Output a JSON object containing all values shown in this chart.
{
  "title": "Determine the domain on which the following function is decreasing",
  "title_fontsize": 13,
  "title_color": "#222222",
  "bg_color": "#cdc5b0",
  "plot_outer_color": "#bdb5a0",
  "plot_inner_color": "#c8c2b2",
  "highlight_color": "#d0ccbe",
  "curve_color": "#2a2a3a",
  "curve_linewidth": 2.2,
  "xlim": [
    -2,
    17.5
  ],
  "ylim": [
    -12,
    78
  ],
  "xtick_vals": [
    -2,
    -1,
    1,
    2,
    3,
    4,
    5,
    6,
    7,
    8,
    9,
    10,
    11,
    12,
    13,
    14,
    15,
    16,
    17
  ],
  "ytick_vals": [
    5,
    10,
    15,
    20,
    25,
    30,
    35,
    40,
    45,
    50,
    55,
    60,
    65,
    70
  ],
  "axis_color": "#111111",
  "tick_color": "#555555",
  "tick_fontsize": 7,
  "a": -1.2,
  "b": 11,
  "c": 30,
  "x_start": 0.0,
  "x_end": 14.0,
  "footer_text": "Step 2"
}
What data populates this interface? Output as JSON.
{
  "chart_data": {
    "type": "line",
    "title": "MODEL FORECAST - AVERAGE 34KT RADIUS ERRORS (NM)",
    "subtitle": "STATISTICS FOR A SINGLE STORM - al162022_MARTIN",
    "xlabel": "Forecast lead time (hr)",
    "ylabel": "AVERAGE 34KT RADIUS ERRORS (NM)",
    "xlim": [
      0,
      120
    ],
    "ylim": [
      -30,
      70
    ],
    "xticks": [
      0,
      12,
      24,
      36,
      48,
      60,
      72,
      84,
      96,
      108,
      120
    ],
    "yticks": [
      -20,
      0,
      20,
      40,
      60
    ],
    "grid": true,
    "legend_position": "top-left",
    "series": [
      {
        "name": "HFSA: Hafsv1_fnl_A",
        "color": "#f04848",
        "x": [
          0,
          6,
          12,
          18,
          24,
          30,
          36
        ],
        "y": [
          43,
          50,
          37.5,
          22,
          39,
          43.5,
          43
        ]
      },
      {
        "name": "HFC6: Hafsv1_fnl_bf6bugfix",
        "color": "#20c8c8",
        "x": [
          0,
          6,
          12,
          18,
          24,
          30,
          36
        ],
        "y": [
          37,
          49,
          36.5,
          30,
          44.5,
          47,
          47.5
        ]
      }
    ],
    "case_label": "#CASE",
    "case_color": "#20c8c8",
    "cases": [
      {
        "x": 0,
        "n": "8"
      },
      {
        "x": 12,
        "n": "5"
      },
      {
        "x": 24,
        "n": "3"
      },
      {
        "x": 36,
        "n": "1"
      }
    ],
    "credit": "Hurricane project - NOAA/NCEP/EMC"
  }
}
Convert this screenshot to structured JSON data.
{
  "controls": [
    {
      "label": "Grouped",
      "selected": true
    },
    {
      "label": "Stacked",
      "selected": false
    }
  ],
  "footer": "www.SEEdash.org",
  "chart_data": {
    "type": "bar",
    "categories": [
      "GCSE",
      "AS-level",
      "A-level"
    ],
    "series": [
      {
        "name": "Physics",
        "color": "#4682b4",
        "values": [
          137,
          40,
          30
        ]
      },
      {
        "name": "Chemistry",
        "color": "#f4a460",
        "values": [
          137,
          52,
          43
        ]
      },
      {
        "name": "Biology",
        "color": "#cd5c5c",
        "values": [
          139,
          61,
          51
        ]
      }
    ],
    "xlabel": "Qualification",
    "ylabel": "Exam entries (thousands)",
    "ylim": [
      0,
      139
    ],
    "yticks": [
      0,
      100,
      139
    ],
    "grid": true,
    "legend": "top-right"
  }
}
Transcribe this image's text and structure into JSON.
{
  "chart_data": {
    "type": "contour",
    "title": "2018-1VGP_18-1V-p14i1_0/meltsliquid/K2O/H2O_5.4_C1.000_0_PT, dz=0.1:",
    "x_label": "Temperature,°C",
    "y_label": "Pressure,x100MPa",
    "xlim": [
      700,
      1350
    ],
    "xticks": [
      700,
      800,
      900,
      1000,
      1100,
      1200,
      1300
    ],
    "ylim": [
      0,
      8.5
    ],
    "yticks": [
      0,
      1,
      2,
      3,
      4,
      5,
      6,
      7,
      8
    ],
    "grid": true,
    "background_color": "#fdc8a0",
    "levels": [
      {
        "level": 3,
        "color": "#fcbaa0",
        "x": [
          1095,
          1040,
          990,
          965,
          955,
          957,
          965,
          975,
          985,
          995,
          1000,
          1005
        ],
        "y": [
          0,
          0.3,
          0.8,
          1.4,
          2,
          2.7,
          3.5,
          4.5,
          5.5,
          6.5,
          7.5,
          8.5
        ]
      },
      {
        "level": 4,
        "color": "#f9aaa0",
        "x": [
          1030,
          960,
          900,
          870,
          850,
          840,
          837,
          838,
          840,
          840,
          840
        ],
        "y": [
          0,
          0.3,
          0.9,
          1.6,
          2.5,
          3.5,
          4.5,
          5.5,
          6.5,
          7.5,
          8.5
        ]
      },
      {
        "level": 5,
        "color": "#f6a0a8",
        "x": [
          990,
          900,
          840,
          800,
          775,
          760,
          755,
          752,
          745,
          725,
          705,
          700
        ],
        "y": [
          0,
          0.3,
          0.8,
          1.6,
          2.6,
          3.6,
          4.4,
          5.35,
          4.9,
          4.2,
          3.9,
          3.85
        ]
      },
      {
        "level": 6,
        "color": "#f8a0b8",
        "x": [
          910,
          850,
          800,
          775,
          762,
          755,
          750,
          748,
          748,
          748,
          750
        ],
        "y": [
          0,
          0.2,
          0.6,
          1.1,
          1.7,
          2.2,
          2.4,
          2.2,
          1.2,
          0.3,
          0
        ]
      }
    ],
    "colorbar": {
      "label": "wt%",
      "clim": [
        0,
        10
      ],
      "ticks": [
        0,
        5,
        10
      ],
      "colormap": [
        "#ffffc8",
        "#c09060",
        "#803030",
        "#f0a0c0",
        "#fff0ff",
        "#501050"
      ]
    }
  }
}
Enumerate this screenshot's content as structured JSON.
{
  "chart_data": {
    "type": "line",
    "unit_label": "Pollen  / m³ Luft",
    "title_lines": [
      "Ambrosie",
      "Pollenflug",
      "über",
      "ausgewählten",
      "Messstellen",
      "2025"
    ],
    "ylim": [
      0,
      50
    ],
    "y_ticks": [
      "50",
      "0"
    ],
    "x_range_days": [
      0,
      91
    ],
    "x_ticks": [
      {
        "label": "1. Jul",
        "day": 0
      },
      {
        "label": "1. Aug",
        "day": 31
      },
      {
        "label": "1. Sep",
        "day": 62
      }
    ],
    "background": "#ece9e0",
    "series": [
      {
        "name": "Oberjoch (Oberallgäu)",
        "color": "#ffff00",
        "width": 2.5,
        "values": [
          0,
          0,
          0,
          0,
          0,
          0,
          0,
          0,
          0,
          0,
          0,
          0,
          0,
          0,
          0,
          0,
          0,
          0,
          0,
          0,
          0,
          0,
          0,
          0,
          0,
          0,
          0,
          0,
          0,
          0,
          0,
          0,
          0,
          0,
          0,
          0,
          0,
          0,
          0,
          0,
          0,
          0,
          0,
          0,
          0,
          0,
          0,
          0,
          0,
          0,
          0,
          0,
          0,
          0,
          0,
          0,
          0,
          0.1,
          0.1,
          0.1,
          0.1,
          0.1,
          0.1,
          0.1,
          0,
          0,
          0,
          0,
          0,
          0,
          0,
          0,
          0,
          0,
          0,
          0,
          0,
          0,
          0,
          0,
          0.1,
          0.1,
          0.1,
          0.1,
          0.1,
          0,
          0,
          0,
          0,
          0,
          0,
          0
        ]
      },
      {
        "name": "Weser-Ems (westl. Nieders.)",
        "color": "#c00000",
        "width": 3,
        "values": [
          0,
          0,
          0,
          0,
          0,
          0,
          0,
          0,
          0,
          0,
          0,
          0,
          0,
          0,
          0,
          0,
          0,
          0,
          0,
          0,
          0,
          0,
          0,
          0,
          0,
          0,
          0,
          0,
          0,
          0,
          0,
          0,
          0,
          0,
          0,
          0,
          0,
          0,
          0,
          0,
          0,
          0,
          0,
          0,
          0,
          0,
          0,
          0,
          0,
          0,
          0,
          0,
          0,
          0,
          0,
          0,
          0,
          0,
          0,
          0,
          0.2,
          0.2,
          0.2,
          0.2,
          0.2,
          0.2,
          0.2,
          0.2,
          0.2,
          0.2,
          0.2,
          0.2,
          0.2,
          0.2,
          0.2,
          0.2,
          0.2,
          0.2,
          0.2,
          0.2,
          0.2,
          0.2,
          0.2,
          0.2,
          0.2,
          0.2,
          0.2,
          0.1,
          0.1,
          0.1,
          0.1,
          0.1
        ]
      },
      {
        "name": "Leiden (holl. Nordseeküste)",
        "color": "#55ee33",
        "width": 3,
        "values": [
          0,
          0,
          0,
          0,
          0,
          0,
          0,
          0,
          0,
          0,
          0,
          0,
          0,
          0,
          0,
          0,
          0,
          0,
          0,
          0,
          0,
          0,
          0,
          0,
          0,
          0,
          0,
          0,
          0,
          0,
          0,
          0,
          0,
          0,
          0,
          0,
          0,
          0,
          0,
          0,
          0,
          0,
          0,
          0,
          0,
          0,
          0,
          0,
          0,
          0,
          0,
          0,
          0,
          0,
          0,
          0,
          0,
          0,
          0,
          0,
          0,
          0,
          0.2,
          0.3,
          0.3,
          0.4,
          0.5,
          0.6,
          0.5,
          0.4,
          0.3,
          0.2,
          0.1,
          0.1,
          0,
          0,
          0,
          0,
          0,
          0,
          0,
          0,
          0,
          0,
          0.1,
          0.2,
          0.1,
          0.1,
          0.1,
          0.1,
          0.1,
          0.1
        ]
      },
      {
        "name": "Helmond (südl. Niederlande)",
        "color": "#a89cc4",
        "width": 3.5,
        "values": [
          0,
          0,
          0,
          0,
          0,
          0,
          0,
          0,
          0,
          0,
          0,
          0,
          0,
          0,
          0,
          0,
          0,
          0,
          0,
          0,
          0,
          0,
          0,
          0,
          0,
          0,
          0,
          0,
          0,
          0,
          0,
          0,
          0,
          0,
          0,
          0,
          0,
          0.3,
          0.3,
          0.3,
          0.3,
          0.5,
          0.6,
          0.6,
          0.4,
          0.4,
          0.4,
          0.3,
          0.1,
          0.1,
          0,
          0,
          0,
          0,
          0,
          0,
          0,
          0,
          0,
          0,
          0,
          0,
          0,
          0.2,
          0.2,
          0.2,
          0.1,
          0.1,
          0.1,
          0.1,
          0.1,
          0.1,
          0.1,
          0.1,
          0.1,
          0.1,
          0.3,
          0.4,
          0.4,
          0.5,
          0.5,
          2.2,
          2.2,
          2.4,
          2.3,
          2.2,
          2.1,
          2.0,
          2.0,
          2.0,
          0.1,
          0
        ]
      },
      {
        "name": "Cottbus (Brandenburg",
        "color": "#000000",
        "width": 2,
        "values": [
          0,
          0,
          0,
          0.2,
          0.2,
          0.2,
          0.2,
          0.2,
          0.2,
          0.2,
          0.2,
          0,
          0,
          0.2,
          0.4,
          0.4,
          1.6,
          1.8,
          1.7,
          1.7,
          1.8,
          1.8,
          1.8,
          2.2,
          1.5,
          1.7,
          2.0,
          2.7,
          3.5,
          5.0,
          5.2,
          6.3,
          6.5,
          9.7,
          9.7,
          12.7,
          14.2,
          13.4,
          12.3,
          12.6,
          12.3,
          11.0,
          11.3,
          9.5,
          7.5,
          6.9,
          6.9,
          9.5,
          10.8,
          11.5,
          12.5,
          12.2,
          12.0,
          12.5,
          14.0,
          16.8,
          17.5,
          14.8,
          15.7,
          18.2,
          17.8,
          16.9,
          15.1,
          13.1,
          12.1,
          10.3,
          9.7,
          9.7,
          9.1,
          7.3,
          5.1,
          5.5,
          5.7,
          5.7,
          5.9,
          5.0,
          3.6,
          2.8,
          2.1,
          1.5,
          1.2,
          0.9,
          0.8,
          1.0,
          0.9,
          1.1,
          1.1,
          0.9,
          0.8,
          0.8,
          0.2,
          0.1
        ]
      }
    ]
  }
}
□ □ □ □ □ □ □
Task directions -> Show all lines from the records above where the word "RADIUS" occurs.

Correct output ->
    "title": "MODEL FORECAST - AVERAGE 34KT RADIUS ERRORS (NM)",
    "ylabel": "AVERAGE 34KT RADIUS ERRORS (NM)",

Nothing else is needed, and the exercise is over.